Task goal - Every entry that follows should be reproduced exactly.

Data to use -
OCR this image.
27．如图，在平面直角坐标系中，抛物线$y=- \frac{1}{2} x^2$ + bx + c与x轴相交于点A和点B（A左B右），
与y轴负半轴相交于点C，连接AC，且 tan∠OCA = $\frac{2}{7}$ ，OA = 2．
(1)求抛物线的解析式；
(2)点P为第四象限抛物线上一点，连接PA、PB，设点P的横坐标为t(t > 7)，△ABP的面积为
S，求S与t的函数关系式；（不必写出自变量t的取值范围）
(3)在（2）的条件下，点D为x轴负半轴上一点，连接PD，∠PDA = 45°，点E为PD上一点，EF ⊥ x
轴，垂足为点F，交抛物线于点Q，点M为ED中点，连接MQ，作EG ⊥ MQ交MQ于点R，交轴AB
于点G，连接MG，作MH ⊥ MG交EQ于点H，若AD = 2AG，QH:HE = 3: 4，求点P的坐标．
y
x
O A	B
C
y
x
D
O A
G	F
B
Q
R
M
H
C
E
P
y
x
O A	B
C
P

Finished answer -
OCR this image.
27．如图，在平面直角坐标系中，抛物线$y=- \frac{1}{2} x^2$ + bx + c与x轴相交于点A和点B（A左B右），
与y轴负半轴相交于点C，连接AC，且 tan∠OCA = $\frac{2}{7}$ ，OA = 2．
(1)求抛物线的解析式；
(2)点P为第四象限抛物线上一点，连接PA、PB，设点P的横坐标为t(t > 7)，△ABP的面积为
S，求S与t的函数关系式；（不必写出自变量t的取值范围）
(3)在（2）的条件下，点D为x轴负半轴上一点，连接PD，∠PDA = 45°，点E为PD上一点，EF ⊥ x
轴，垂足为点F，交抛物线于点Q，点M为ED中点，连接MQ，作EG ⊥ MQ交MQ于点R，交轴AB
于点G，连接MG，作MH ⊥ MG交EQ于点H，若AD = 2AG，QH:HE = 3: 4，求点P的坐标．
y
x
O A	B
C
y
x
D
O A
G	F
B
Q
R
M
H
C
E
P
y
x
O A	B
C
P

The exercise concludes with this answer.